** Start SUPPLIED INFORMATION **
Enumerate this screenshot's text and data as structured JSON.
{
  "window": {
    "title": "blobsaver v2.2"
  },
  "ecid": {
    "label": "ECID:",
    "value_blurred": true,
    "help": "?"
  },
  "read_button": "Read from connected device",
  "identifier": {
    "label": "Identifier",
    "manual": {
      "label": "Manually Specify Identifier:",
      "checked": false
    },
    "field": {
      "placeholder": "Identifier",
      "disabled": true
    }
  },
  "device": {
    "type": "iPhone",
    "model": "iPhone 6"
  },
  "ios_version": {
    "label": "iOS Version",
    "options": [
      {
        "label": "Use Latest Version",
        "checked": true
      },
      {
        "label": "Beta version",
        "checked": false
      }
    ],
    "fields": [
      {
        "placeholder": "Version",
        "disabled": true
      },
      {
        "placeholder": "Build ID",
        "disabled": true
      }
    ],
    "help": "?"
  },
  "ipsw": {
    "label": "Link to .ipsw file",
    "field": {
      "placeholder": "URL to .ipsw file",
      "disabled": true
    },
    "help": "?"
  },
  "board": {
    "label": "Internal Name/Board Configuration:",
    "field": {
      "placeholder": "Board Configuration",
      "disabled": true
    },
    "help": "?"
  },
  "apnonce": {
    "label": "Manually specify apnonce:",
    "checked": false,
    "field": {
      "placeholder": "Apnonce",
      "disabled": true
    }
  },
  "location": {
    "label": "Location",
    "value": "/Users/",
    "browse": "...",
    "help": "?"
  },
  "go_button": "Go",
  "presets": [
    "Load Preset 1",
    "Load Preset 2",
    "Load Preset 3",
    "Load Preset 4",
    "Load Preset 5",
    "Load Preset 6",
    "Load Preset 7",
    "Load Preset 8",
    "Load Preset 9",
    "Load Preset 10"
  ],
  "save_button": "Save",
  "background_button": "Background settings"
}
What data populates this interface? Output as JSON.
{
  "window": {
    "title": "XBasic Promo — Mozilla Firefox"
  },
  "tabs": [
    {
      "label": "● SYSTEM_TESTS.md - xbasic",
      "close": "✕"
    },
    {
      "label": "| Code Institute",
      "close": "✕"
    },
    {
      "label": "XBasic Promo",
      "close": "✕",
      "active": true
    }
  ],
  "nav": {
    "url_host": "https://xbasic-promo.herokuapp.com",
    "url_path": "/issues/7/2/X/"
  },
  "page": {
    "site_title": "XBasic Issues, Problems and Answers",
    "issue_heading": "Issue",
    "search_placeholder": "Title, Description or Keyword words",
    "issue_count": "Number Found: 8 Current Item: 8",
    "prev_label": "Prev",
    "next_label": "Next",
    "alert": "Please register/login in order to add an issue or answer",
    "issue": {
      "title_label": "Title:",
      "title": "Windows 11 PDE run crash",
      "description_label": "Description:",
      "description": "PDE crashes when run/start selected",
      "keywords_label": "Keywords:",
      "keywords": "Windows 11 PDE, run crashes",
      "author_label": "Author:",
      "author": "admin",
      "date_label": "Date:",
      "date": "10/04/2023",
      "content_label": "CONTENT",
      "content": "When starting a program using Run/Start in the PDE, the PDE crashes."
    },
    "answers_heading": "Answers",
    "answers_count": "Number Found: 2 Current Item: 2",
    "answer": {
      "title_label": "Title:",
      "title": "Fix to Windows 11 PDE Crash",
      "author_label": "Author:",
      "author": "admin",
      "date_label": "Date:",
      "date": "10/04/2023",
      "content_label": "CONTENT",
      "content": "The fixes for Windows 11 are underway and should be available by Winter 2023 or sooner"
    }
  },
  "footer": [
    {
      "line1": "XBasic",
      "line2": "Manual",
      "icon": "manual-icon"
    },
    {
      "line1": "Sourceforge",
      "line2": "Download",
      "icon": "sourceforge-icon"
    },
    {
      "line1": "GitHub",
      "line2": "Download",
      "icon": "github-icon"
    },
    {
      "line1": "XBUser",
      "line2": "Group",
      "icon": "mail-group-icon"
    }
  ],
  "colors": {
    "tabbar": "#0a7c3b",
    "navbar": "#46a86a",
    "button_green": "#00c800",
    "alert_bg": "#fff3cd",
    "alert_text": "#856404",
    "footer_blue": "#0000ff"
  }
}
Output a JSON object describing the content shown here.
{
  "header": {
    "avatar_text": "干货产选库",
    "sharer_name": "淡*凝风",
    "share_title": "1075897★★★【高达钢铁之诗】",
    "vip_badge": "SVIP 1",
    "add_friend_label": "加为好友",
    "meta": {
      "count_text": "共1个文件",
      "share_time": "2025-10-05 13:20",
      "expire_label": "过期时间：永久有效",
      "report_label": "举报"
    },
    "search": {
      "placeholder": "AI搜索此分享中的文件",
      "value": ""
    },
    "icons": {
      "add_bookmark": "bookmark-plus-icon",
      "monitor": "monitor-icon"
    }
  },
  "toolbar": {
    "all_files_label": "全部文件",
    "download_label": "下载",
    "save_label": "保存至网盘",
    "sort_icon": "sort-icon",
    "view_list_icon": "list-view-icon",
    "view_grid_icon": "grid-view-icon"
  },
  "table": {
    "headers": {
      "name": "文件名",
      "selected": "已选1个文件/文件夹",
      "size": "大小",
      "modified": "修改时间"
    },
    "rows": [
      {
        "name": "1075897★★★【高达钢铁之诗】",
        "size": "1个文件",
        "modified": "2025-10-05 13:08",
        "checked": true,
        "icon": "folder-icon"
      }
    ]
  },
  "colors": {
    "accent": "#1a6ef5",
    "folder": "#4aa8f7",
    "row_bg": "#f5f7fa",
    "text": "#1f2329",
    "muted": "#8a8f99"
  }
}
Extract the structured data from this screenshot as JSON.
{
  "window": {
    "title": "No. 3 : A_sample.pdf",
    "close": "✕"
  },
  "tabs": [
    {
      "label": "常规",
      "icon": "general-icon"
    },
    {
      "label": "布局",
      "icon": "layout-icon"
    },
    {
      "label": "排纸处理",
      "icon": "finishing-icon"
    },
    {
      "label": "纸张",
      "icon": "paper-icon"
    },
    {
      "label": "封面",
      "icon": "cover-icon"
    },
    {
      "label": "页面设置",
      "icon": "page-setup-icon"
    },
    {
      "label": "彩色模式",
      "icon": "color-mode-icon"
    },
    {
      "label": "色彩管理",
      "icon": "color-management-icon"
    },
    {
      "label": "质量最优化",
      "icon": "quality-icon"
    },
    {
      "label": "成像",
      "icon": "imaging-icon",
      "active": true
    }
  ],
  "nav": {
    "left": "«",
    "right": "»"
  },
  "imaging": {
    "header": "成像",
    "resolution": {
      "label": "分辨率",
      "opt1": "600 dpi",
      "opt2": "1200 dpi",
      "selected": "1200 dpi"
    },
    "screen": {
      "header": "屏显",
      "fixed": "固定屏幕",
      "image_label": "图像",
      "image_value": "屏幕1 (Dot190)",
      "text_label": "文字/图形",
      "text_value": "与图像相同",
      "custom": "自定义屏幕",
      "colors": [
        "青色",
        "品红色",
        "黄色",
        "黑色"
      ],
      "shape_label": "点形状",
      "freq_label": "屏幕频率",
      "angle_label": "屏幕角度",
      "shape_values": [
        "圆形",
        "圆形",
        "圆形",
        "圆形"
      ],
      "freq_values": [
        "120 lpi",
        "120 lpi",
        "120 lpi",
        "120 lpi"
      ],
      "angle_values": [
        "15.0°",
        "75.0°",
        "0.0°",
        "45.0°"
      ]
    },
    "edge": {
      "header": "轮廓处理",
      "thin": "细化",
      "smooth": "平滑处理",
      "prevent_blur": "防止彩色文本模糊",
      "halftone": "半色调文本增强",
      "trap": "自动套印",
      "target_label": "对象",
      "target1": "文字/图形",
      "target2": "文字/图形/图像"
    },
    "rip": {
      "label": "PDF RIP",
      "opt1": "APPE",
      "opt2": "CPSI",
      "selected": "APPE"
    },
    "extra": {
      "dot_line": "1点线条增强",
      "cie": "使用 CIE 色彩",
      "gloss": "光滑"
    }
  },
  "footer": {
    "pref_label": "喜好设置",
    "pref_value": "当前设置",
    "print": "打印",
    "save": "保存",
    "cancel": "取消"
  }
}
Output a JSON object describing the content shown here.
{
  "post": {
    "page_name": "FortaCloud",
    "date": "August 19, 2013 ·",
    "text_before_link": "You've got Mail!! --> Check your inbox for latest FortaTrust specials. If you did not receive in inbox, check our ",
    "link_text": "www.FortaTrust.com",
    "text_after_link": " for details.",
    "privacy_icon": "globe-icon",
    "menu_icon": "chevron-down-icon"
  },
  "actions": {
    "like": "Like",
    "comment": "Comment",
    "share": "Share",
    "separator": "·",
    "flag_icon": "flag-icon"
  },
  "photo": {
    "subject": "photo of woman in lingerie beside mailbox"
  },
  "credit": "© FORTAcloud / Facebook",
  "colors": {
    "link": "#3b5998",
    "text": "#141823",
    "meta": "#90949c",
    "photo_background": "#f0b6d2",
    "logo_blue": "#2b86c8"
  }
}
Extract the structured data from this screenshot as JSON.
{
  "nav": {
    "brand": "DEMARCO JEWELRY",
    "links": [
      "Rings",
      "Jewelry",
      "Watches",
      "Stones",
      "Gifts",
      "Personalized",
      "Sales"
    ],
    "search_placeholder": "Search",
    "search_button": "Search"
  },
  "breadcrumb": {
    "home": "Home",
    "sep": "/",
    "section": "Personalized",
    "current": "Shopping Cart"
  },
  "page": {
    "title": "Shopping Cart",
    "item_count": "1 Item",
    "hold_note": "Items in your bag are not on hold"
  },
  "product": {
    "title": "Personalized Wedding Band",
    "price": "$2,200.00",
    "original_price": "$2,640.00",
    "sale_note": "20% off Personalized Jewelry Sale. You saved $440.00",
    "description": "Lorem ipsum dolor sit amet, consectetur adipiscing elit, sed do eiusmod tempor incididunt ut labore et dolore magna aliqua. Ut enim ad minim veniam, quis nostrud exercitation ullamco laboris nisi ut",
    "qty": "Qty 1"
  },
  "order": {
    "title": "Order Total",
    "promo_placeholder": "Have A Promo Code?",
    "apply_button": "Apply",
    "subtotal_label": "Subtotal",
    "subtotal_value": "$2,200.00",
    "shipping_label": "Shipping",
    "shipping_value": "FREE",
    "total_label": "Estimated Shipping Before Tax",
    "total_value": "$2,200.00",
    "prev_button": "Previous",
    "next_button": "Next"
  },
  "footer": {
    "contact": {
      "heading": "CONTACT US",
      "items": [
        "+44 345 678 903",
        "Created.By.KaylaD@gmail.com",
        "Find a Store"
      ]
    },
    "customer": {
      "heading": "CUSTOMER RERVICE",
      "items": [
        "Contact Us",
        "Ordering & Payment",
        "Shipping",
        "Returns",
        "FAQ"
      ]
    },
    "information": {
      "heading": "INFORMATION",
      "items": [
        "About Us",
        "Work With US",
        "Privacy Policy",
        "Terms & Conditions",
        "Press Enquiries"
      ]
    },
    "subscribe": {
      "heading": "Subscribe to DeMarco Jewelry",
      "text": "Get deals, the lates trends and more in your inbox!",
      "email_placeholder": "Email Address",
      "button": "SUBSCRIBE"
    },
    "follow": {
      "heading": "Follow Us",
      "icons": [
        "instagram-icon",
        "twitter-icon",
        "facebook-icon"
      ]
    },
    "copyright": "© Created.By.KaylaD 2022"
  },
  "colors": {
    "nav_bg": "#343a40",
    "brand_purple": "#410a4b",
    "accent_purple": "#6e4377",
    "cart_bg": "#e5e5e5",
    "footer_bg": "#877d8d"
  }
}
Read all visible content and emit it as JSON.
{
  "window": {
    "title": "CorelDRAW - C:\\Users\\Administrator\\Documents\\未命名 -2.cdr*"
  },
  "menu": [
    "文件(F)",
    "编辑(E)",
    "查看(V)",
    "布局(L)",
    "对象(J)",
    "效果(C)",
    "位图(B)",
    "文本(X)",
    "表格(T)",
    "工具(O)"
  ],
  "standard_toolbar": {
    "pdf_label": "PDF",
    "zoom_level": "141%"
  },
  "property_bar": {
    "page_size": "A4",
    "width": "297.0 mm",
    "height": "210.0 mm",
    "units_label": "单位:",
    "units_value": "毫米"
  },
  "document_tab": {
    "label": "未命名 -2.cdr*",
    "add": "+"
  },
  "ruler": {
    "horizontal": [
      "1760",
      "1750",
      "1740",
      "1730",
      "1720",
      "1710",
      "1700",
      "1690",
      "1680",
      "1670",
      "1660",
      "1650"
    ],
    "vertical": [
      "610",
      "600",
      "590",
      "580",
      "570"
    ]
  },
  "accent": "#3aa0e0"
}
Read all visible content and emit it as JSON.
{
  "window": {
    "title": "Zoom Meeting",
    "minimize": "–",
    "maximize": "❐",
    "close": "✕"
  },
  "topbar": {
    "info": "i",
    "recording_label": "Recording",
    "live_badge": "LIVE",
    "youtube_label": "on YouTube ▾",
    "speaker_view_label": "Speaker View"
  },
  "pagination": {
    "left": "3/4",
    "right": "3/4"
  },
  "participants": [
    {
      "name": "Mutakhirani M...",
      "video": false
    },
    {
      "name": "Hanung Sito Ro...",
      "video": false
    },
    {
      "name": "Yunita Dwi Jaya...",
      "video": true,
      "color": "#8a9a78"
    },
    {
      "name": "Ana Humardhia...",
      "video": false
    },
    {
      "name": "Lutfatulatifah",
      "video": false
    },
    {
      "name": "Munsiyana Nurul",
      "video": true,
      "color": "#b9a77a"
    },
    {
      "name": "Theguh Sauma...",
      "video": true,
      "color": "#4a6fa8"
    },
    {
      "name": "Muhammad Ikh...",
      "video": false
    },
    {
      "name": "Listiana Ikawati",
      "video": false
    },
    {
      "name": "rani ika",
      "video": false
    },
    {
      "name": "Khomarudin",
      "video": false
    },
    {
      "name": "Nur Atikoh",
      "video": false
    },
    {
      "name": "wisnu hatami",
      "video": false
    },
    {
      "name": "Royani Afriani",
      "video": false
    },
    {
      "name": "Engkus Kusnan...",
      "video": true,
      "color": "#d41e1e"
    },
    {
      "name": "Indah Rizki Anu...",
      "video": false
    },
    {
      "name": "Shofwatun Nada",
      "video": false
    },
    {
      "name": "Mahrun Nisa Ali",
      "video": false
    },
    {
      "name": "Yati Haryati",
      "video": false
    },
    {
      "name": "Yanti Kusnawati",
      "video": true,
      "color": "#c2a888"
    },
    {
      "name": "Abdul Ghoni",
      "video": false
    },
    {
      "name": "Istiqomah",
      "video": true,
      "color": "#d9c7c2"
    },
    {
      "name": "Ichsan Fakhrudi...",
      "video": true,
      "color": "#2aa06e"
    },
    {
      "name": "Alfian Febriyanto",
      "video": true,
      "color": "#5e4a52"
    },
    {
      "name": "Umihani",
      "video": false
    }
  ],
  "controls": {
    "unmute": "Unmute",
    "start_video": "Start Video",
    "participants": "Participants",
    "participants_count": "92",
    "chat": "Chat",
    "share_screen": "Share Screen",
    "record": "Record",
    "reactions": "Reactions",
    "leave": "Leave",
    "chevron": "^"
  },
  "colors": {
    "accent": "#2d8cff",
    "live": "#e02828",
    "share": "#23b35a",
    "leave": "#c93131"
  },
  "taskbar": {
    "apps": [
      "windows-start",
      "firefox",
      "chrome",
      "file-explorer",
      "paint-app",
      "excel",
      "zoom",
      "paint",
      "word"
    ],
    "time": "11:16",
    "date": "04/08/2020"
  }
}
** End SUPPLIED INFORMATION **
* _PROBLEM DESCRIPTION_:
Copy each line that contains the word "Shopping".

* _TASK RESULT_:
    "current": "Shopping Cart"
    "title": "Shopping Cart",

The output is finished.